1.2.3 Es ist zunächst festzuhalten, dass der zweite Teil des Merkmals 1.5, wonach die Sender und Empfänger über ein Bussystem mit der Elektronikeinheit verbunden sind, explizit aus dem ursprünglichen Anspruch 12 hervorgeht.
Bezüglich des ersten Teils des Merkmals 1.5 stimmt die Kammer mit der Beschwerdeführerin 1 darin überein, dass es in den ursprünglichen Anmeldungsunterlagen nicht explizit offenbart ist, dass die Sender und Empfänger jeweils "busfähig" sind.
Es stellt sich also die Frage, wie dieser Begriff zu verstehen ist und ob der erste Teil des Merkmals 1.5 im Hinblick auf diese Bedeutung implizit in der Anmeldung wie eingereicht offenbart ist.
Der Ausdruck "busfähig" ist nach Ansicht der Kammer gemäß allgemeinem Fachwissen des auf dem technischen Gebiet von Überwachungseinrichtungen tätigen Fachmanns so zu verstehen, dass jeweils busfähige Sender und Empfänger dazu ausgelegt sein müssen, direkt an einen Bus angeschlossen zu werden und allein über den Bus mit Hilfe entsprechender Adressen mit anderen Busteilnehmern (z. B. mit der Elektronikeinheit) zu kommunizieren. Daraus ergibt sich auch die Fähigkeit der Sender und Empfänger, bei entsprechender Steuerung durch die Elektronikeinheit, Daten zyklisch zu senden und zu empfangen. Die genannte Auslegung des Begriffs "busfähig" ist somit nicht im Widerspruch zum Vortrag der Beschwerdeführerin 1.

··········

**Aufgabenstellung 1**. Aus welchem ursprünglichen Anspruch geht laut Dokumenttext der zweite Teil des Merkmals 1.5 explizit hervor?

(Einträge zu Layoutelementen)
··········

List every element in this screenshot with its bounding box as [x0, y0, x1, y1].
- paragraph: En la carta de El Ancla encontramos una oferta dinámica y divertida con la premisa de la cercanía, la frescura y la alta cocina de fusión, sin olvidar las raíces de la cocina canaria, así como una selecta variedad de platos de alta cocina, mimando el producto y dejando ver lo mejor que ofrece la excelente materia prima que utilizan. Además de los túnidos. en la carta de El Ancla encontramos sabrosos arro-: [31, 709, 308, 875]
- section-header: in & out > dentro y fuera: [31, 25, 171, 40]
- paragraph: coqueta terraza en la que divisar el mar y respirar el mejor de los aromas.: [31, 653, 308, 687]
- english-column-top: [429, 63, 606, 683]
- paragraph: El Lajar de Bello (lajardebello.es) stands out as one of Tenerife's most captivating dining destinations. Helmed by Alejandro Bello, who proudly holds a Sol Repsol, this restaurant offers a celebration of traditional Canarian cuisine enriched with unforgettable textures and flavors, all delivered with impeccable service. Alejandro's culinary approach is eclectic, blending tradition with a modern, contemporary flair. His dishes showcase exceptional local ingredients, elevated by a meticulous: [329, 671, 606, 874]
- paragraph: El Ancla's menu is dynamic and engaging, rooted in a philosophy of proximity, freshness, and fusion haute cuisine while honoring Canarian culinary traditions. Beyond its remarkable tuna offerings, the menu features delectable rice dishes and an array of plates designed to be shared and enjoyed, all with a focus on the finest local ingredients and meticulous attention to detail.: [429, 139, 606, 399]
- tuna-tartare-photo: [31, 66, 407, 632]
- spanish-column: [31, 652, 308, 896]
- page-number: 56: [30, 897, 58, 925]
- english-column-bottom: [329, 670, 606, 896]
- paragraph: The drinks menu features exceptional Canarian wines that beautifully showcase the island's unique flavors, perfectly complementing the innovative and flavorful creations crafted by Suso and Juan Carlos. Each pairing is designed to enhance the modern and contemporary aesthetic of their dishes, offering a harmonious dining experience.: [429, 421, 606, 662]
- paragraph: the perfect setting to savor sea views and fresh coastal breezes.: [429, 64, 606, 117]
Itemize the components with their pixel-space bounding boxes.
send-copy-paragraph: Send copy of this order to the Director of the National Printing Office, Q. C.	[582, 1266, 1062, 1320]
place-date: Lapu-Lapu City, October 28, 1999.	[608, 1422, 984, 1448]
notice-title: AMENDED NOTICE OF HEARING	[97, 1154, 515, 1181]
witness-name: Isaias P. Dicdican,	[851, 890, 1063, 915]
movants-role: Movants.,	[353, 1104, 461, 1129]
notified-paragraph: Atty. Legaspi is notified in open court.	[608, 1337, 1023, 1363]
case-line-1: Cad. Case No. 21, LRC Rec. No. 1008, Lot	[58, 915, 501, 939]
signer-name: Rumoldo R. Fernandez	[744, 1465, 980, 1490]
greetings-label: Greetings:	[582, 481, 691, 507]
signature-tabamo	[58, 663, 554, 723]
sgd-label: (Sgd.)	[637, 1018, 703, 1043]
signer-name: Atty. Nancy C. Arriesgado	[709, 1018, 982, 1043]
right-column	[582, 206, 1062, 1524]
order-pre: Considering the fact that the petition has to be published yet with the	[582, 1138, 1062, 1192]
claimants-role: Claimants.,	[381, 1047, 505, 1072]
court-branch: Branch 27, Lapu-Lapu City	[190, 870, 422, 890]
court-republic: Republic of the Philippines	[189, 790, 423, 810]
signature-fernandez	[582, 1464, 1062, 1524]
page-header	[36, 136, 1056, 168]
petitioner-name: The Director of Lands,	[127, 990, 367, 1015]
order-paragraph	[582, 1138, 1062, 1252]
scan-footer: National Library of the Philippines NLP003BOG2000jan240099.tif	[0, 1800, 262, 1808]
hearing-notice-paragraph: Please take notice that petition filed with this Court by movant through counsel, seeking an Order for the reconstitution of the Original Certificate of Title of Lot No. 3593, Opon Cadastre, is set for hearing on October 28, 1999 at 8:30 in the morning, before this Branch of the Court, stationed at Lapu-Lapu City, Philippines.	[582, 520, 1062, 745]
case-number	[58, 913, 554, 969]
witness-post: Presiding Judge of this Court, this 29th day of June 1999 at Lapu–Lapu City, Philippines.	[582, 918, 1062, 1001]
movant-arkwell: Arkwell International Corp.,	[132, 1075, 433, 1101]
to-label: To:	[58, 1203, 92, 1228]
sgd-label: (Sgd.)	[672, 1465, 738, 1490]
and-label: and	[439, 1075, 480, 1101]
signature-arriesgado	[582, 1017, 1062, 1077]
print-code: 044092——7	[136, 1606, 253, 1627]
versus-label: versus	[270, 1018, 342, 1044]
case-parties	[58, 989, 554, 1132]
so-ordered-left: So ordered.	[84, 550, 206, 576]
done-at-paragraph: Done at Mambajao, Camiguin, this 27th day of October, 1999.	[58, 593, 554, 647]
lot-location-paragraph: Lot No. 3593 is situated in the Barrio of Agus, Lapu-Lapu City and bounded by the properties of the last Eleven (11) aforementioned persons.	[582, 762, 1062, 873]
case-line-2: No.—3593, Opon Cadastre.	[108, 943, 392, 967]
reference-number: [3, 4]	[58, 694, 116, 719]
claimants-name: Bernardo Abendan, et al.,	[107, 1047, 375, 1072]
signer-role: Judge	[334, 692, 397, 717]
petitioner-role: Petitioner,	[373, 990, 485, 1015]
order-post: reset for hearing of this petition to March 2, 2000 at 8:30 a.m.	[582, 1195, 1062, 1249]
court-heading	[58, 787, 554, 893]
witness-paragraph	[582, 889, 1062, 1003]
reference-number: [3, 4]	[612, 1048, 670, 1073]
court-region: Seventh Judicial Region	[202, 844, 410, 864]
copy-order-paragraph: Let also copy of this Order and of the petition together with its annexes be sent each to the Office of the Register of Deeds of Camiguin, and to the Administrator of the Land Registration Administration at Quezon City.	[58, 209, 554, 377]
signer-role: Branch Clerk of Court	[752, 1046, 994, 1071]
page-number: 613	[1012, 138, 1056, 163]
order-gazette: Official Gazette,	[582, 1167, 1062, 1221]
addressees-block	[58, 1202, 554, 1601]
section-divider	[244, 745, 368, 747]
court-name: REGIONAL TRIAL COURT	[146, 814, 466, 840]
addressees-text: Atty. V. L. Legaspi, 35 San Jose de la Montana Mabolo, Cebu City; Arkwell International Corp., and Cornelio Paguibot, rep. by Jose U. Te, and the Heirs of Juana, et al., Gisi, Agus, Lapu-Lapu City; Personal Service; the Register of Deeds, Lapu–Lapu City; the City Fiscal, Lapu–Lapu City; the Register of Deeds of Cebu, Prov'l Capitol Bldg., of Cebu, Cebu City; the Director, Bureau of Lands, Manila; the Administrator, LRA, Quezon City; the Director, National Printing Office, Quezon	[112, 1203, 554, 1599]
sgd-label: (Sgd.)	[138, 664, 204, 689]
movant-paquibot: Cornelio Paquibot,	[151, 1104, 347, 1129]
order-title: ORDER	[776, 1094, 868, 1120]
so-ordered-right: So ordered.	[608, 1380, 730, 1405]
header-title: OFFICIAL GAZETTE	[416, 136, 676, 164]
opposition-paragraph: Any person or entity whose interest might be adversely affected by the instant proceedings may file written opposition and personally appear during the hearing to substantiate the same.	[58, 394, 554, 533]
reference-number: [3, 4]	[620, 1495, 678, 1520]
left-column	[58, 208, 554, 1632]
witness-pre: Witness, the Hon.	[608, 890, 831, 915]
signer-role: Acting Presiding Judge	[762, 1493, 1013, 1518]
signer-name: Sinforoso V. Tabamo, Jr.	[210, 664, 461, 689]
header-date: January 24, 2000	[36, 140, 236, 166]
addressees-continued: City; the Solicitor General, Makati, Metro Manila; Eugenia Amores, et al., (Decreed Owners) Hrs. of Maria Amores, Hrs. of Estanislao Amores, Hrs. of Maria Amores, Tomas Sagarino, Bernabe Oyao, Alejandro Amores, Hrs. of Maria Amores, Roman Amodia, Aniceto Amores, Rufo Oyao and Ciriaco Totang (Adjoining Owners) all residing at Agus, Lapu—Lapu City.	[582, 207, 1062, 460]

··········

**Aufgabenstellung 2**. Überführen Sie die Einträge vom Anfang bis einschließlich der Zeile mit "- english-column-top: [429, 63, 606, 683]" in eine JSON-Liste von Zeichenketten, eine pro Zeile und ohne Leerzeilen.

**Musterlösung 1**. Aus dem ursprünglichen Anspruch 12.

**Musterlösung 2**.
[
  "List every element in this screenshot with its bounding box as [x0, y0, x1, y1].",
  "- paragraph: En la carta de El Ancla encontramos una oferta dinámica y divertida con la premisa de la cercanía, la frescura y la alta cocina de fusión, sin olvidar las raíces de la cocina canaria, así como una selecta variedad de platos de alta cocina, mimando el producto y dejando ver lo mejor que ofrece la excelente materia prima que utilizan. Además de los túnidos. en la carta de El Ancla encontramos sabrosos arro-: [31, 709, 308, 875]",
  "- section-header: in & out > dentro y fuera: [31, 25, 171, 40]",
  "- paragraph: coqueta terraza en la que divisar el mar y respirar el mejor de los aromas.: [31, 653, 308, 687]",
  "- english-column-top: [429, 63, 606, 683]"
]